_What is needed_
Copy each line of the material below that includes the string "Agricultural".

_Available data_
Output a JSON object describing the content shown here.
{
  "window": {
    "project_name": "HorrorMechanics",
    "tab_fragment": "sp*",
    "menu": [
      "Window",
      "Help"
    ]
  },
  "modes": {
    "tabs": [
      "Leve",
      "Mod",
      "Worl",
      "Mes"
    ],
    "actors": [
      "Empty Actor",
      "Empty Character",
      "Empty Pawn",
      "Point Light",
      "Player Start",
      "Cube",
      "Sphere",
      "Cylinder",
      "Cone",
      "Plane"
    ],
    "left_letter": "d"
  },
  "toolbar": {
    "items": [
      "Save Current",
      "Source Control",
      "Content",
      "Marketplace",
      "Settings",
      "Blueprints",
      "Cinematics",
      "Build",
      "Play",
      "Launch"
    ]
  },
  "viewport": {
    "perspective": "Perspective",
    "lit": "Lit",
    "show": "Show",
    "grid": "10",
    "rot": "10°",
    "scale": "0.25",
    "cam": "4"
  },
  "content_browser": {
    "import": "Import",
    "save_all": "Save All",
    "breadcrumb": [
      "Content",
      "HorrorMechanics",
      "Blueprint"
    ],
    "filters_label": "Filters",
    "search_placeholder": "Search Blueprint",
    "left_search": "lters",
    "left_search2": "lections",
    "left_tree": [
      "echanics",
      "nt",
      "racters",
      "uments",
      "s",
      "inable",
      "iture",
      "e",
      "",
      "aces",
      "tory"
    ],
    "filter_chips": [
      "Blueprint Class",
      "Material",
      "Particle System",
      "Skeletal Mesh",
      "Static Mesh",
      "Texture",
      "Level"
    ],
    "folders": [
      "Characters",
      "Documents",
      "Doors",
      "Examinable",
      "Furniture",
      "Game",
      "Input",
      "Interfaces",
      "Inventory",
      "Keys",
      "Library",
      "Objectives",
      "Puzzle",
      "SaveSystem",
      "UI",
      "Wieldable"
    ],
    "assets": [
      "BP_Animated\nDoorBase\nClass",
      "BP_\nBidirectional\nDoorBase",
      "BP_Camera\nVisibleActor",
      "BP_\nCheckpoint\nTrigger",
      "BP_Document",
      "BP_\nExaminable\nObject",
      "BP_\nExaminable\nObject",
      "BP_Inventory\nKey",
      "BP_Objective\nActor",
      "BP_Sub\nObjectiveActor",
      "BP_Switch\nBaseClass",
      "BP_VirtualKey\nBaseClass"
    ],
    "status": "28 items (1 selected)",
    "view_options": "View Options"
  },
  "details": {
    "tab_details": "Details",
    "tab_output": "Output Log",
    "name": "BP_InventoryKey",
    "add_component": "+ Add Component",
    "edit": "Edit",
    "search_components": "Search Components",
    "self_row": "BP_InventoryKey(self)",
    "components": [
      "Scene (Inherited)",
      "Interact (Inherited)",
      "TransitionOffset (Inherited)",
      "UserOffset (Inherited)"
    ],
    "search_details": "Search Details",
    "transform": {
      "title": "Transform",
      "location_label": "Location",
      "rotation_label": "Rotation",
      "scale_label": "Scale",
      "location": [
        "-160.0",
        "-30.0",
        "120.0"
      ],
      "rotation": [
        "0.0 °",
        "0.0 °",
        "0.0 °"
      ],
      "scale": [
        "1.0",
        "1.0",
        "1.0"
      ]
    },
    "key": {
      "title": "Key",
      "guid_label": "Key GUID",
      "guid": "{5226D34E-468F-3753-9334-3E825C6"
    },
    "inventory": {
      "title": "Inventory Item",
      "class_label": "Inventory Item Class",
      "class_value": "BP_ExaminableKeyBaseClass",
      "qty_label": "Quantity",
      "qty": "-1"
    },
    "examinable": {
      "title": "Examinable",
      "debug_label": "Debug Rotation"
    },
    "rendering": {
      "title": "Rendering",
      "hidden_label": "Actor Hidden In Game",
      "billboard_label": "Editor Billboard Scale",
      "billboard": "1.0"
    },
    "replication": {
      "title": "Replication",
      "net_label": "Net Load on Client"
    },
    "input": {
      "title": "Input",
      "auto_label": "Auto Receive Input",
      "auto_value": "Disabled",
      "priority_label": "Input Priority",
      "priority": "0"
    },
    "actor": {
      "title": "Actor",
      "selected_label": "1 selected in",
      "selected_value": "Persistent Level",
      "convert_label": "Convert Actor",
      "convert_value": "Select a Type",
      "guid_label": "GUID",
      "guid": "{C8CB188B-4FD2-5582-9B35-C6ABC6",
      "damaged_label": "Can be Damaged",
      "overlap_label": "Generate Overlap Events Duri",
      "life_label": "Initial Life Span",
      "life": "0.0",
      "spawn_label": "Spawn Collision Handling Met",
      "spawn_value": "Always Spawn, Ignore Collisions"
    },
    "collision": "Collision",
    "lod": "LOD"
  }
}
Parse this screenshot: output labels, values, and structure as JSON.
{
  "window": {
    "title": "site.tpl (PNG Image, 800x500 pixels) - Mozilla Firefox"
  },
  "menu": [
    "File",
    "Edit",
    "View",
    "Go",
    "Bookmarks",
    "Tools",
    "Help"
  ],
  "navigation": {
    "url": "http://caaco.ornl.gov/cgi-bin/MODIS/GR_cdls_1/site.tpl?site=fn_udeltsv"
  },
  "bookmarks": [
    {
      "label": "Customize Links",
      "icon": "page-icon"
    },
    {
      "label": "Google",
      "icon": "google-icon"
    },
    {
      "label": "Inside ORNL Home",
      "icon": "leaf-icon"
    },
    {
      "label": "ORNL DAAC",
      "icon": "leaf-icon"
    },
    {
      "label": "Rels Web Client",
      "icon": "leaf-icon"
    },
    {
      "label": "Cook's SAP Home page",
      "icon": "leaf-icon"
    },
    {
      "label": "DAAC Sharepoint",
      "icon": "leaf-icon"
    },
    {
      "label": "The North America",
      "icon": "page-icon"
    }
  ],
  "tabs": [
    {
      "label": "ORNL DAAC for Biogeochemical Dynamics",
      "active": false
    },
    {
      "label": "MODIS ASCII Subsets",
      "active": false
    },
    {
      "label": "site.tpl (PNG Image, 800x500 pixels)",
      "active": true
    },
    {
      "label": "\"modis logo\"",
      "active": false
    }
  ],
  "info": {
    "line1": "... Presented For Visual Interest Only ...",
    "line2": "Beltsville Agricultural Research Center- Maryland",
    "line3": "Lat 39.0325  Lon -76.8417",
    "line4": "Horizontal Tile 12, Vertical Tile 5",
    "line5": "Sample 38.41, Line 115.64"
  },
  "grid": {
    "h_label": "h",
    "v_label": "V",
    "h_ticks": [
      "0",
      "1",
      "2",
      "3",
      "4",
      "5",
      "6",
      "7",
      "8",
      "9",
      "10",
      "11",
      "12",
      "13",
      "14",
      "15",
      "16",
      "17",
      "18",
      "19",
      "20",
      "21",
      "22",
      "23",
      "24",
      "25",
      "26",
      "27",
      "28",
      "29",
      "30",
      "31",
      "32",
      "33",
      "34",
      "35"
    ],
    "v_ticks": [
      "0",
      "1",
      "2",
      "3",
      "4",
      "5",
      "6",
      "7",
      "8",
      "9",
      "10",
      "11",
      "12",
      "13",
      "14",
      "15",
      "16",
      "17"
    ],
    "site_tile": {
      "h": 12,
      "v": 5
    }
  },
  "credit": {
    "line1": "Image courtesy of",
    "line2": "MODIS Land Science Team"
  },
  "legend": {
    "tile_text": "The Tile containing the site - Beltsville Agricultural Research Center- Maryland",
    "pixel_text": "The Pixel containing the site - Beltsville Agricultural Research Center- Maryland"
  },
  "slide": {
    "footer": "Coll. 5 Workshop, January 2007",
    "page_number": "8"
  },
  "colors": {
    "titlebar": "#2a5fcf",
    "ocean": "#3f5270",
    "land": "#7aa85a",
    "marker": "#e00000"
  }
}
--
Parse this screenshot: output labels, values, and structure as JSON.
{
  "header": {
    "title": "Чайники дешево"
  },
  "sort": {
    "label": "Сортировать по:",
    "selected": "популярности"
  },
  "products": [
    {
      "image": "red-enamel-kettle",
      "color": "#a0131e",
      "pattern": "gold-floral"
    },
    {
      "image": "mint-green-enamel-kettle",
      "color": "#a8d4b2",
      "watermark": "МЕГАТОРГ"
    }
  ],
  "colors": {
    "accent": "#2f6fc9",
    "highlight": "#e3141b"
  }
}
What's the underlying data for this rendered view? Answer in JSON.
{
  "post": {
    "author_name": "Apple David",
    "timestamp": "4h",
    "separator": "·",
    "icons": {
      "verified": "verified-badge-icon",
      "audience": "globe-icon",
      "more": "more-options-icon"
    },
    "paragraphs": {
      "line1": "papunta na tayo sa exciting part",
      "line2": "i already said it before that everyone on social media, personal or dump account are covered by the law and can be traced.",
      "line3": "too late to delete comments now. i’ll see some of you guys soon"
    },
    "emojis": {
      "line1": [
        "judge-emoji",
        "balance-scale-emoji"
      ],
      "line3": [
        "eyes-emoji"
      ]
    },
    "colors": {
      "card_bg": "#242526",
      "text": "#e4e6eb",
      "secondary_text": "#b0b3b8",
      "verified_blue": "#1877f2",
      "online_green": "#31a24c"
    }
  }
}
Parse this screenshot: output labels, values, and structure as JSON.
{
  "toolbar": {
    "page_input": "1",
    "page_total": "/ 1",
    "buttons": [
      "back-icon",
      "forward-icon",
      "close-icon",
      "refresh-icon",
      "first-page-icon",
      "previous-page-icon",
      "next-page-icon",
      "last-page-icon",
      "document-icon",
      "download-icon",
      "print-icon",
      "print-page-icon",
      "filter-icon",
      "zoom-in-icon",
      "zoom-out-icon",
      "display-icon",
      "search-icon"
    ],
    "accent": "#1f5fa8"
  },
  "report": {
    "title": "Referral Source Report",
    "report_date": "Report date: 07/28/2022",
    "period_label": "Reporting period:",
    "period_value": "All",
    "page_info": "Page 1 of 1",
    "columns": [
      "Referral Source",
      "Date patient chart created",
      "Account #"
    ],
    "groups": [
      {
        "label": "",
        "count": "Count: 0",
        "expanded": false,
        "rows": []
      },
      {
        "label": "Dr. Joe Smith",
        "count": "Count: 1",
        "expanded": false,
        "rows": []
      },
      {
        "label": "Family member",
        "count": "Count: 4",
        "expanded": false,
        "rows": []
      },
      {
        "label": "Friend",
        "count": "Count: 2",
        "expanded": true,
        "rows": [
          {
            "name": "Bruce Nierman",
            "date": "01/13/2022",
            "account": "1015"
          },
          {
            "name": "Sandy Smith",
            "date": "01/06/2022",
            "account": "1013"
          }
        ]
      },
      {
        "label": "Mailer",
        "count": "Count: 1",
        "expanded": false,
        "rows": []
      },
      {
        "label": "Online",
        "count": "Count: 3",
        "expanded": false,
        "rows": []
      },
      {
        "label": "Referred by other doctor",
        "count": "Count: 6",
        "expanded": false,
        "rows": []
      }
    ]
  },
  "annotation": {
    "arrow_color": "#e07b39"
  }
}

_The result_
    "line2": "Beltsville Agricultural Research Center- Maryland",
    "tile_text": "The Tile containing the site - Beltsville Agricultural Research Center- Maryland",
    "pixel_text": "The Pixel containing the site - Beltsville Agricultural Research Center- Maryland"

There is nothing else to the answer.